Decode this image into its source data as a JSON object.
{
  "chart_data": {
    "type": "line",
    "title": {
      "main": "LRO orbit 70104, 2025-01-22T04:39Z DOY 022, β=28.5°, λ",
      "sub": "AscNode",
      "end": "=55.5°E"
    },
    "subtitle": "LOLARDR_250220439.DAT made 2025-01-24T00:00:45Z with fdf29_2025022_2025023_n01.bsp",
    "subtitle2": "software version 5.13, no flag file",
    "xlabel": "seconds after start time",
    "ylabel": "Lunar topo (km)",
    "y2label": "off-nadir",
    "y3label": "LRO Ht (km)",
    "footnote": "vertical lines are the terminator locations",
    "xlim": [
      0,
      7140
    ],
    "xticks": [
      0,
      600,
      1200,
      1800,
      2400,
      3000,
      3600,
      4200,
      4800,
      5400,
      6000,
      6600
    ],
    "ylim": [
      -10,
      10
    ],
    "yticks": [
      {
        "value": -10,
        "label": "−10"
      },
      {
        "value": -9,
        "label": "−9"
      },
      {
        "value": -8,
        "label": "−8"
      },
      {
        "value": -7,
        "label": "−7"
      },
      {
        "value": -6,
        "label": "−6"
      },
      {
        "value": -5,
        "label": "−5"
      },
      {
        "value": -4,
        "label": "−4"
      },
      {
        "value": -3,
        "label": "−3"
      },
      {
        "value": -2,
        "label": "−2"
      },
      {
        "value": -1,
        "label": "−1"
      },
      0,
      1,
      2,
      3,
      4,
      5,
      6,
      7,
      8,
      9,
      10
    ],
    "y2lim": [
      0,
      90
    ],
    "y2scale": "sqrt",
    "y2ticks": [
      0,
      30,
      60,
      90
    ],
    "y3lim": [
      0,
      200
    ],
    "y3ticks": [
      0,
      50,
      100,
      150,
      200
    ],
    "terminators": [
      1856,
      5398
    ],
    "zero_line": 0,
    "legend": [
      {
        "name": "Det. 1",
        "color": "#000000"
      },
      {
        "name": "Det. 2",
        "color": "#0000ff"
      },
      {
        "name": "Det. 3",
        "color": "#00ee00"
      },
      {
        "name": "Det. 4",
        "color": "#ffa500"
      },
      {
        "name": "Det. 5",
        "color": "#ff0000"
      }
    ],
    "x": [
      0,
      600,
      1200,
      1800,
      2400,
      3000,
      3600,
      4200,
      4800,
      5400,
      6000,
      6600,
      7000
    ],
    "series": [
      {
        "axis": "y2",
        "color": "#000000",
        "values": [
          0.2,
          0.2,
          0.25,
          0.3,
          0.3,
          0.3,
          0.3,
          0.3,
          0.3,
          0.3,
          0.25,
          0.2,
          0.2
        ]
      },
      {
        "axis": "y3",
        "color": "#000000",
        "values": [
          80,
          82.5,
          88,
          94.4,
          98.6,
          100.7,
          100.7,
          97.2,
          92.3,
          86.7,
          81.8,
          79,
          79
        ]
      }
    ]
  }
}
-=-=-=-=-
__TASK TO COMPLETE__:
Repeat all of the entries exactly.

__COMPLETE RESPONSE__:
Decode this image into its source data as a JSON object.
{
  "chart_data": {
    "type": "line",
    "title": {
      "main": "LRO orbit 70104, 2025-01-22T04:39Z DOY 022, β=28.5°, λ",
      "sub": "AscNode",
      "end": "=55.5°E"
    },
    "subtitle": "LOLARDR_250220439.DAT made 2025-01-24T00:00:45Z with fdf29_2025022_2025023_n01.bsp",
    "subtitle2": "software version 5.13, no flag file",
    "xlabel": "seconds after start time",
    "ylabel": "Lunar topo (km)",
    "y2label": "off-nadir",
    "y3label": "LRO Ht (km)",
    "footnote": "vertical lines are the terminator locations",
    "xlim": [
      0,
      7140
    ],
    "xticks": [
      0,
      600,
      1200,
      1800,
      2400,
      3000,
      3600,
      4200,
      4800,
      5400,
      6000,
      6600
    ],
    "ylim": [
      -10,
      10
    ],
    "yticks": [
      {
        "value": -10,
        "label": "−10"
      },
      {
        "value": -9,
        "label": "−9"
      },
      {
        "value": -8,
        "label": "−8"
      },
      {
        "value": -7,
        "label": "−7"
      },
      {
        "value": -6,
        "label": "−6"
      },
      {
        "value": -5,
        "label": "−5"
      },
      {
        "value": -4,
        "label": "−4"
      },
      {
        "value": -3,
        "label": "−3"
      },
      {
        "value": -2,
        "label": "−2"
      },
      {
        "value": -1,
        "label": "−1"
      },
      0,
      1,
      2,
      3,
      4,
      5,
      6,
      7,
      8,
      9,
      10
    ],
    "y2lim": [
      0,
      90
    ],
    "y2scale": "sqrt",
    "y2ticks": [
      0,
      30,
      60,
      90
    ],
    "y3lim": [
      0,
      200
    ],
    "y3ticks": [
      0,
      50,
      100,
      150,
      200
    ],
    "terminators": [
      1856,
      5398
    ],
    "zero_line": 0,
    "legend": [
      {
        "name": "Det. 1",
        "color": "#000000"
      },
      {
        "name": "Det. 2",
        "color": "#0000ff"
      },
      {
        "name": "Det. 3",
        "color": "#00ee00"
      },
      {
        "name": "Det. 4",
        "color": "#ffa500"
      },
      {
        "name": "Det. 5",
        "color": "#ff0000"
      }
    ],
    "x": [
      0,
      600,
      1200,
      1800,
      2400,
      3000,
      3600,
      4200,
      4800,
      5400,
      6000,
      6600,
      7000
    ],
    "series": [
      {
        "axis": "y2",
        "color": "#000000",
        "values": [
          0.2,
          0.2,
          0.25,
          0.3,
          0.3,
          0.3,
          0.3,
          0.3,
          0.3,
          0.3,
          0.25,
          0.2,
          0.2
        ]
      },
      {
        "axis": "y3",
        "color": "#000000",
        "values": [
          80,
          82.5,
          88,
          94.4,
          98.6,
          100.7,
          100.7,
          97.2,
          92.3,
          86.7,
          81.8,
          79,
          79
        ]
      }
    ]
  }
}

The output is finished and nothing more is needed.